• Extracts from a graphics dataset

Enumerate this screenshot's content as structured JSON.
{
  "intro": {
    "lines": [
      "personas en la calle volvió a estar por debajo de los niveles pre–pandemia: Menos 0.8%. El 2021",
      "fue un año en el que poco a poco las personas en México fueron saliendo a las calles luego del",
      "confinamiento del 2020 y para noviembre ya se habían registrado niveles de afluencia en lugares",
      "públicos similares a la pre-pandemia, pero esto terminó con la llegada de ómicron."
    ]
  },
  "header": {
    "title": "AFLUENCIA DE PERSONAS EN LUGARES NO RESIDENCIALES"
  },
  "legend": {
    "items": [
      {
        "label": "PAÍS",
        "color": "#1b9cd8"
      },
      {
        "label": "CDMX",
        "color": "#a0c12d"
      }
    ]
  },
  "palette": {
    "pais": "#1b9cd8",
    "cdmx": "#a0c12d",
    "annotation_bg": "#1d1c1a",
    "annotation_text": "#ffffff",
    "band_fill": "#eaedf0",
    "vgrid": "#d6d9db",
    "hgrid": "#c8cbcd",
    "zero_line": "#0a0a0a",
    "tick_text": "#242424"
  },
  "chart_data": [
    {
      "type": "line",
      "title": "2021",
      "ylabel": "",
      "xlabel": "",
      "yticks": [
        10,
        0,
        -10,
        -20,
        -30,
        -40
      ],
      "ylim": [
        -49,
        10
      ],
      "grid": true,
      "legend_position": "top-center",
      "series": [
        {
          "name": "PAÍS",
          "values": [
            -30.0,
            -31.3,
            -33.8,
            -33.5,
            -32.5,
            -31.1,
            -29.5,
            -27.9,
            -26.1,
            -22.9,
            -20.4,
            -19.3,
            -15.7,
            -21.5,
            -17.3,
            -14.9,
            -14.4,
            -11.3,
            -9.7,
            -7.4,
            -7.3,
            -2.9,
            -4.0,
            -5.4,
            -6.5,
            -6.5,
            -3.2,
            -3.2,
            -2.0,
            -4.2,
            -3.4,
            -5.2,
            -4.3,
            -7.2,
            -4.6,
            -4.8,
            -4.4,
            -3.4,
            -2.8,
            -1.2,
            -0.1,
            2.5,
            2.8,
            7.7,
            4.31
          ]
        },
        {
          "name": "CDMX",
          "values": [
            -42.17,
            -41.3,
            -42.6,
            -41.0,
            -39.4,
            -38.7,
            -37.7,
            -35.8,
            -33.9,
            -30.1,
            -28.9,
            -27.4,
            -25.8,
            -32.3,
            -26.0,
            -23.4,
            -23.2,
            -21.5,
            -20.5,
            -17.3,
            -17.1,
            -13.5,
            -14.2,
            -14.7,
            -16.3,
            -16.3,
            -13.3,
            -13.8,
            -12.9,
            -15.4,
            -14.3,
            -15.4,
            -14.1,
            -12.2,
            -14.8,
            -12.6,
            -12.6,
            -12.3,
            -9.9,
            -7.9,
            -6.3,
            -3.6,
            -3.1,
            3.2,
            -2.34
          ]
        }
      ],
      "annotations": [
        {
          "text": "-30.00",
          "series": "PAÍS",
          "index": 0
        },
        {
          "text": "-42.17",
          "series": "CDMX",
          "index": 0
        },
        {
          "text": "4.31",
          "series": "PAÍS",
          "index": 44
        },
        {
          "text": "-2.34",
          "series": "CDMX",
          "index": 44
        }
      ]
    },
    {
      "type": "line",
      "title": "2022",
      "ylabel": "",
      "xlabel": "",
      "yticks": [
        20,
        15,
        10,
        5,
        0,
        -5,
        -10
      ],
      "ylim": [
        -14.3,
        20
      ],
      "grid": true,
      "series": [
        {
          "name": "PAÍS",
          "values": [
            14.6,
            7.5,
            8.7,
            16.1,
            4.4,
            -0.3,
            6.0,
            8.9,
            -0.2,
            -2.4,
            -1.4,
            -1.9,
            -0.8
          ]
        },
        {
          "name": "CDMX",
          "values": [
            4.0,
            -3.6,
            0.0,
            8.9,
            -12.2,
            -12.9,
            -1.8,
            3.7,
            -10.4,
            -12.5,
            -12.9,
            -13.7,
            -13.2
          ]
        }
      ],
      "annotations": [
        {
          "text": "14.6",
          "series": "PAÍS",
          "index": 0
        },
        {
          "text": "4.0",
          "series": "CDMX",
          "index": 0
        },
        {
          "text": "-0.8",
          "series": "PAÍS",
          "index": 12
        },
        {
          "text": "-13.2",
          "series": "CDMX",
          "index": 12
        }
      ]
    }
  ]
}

• Task statement
Across the entries above, how many lines contain "pandemia"? Provide only the count.

• Result below
2